• [WHAT THIS TASK INVOLVES]
Pull every line of the entries that has the word "search".

• [MATERIAL TO PROCESS]
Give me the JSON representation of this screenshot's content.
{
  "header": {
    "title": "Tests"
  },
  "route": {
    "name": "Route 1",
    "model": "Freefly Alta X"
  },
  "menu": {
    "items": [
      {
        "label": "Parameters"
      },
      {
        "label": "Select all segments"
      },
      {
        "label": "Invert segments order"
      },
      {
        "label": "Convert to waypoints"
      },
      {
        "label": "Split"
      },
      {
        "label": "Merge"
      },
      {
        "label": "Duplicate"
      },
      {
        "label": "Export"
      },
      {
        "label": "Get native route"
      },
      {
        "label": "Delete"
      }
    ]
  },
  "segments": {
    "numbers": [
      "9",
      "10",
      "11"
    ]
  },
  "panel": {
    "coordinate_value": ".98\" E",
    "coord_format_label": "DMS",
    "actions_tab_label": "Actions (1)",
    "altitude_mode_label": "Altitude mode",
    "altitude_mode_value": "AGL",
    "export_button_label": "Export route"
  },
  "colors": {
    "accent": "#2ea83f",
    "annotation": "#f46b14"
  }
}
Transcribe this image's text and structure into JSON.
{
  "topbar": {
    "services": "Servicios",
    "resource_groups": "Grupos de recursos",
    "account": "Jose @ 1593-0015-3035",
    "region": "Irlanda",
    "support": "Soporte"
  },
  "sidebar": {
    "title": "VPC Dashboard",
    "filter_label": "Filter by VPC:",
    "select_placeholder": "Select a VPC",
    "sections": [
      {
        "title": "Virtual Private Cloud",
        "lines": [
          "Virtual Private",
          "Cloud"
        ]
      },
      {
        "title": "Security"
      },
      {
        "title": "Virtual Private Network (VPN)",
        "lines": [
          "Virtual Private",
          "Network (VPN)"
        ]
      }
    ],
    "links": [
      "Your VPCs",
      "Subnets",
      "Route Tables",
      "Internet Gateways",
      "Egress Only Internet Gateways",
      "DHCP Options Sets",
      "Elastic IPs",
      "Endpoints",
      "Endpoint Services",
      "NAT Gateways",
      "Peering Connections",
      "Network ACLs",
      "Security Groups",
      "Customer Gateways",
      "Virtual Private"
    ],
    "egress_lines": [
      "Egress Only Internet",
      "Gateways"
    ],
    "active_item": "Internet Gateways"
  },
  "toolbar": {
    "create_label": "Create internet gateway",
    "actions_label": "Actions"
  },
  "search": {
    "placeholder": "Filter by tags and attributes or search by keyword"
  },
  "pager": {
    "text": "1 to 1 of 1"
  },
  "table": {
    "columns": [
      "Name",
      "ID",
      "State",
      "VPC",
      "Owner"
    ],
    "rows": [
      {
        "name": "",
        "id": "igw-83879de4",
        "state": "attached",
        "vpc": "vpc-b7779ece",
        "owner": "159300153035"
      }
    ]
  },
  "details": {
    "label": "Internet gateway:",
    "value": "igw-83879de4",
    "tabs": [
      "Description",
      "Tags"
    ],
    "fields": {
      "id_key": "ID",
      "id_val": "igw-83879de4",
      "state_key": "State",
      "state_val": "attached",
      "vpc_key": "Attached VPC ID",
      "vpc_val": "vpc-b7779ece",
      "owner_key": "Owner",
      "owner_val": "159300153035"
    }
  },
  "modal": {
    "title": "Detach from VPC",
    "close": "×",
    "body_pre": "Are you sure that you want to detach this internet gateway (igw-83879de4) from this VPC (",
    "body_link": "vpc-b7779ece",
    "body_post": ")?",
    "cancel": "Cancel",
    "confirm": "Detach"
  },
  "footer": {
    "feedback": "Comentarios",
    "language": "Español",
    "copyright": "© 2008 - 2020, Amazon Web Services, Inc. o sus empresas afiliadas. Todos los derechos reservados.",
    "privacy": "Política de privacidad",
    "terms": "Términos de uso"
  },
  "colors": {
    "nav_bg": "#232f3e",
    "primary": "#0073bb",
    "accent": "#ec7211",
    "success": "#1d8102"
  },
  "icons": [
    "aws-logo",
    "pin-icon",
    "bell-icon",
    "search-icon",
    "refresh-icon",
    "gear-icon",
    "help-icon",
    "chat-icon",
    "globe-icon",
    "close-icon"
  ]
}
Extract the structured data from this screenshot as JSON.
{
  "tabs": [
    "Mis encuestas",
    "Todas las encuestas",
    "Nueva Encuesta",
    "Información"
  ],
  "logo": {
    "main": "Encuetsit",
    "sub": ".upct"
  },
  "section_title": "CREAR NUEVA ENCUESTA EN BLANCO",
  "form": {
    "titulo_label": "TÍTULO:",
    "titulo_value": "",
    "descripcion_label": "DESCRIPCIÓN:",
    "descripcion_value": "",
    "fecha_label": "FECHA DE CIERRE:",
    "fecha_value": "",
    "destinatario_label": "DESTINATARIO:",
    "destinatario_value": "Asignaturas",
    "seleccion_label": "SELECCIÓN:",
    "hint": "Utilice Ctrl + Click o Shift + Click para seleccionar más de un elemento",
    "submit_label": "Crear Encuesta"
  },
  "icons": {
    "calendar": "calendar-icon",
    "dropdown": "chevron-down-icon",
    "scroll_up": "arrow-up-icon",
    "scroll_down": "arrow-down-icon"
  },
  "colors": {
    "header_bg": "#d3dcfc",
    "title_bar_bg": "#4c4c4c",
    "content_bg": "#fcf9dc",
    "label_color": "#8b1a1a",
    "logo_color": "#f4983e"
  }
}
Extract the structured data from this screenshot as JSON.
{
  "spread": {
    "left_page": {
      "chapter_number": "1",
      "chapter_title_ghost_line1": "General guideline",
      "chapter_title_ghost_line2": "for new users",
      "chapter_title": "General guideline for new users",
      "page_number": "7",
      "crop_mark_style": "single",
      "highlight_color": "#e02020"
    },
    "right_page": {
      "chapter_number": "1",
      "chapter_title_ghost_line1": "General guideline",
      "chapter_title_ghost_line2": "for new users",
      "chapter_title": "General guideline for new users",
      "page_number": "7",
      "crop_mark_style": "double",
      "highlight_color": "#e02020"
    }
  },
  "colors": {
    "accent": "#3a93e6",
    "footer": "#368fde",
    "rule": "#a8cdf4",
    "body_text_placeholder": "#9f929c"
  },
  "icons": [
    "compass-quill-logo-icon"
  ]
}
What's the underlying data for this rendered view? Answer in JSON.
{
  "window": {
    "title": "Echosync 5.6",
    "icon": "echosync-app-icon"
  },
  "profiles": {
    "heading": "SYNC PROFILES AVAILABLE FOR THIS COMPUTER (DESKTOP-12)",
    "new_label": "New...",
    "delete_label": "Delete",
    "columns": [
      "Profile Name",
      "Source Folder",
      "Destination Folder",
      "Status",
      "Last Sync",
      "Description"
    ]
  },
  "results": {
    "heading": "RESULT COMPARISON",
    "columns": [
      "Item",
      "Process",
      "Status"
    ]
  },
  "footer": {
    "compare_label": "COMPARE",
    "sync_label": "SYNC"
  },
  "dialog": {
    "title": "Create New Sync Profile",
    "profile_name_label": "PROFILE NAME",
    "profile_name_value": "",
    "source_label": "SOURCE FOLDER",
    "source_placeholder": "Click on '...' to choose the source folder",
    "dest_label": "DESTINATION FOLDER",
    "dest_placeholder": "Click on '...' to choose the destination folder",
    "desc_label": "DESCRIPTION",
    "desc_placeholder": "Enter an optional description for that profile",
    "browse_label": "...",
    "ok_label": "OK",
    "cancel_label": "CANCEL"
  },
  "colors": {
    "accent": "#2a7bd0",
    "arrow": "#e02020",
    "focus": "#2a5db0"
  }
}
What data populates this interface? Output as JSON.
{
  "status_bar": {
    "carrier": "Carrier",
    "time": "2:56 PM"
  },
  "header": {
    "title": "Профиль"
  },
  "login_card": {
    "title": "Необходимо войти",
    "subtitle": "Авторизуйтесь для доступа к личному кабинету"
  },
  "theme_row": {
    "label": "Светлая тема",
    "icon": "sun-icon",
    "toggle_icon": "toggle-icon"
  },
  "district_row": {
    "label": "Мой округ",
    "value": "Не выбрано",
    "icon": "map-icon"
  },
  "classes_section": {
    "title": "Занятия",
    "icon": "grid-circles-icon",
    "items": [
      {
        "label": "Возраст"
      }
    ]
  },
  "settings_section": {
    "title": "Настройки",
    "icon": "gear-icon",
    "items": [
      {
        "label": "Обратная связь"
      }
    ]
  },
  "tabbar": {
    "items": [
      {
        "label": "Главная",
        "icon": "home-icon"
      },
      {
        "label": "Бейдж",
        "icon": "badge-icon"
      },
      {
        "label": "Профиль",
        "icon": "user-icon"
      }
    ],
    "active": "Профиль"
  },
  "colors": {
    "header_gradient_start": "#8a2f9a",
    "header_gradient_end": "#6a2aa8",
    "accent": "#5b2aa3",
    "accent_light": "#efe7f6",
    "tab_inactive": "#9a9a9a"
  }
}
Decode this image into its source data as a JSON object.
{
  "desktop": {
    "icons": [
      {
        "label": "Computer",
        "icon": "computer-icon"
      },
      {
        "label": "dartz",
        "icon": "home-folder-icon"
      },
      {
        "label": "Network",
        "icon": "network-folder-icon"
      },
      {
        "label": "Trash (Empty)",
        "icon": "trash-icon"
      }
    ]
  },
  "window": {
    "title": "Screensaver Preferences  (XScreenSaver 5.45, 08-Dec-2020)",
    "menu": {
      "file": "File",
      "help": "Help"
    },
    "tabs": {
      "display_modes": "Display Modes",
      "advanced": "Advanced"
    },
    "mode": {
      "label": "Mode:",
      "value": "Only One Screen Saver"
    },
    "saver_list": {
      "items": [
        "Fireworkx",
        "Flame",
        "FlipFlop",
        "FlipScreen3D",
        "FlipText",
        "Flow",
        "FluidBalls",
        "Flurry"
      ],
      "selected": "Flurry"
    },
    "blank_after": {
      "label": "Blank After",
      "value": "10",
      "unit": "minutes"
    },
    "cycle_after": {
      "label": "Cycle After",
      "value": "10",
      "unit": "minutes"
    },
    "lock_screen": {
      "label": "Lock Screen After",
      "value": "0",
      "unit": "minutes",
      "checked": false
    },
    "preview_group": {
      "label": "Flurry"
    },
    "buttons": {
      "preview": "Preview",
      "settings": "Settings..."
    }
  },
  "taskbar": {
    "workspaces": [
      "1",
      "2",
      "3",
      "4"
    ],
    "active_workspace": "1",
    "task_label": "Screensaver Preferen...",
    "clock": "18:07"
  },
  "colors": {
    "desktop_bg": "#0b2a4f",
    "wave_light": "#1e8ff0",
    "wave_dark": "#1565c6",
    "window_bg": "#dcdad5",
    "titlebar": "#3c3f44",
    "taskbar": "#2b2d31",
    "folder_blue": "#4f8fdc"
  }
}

• [SOLUTION BELOW]
  "search": {
    "placeholder": "Filter by tags and attributes or search by keyword"
    "search-icon",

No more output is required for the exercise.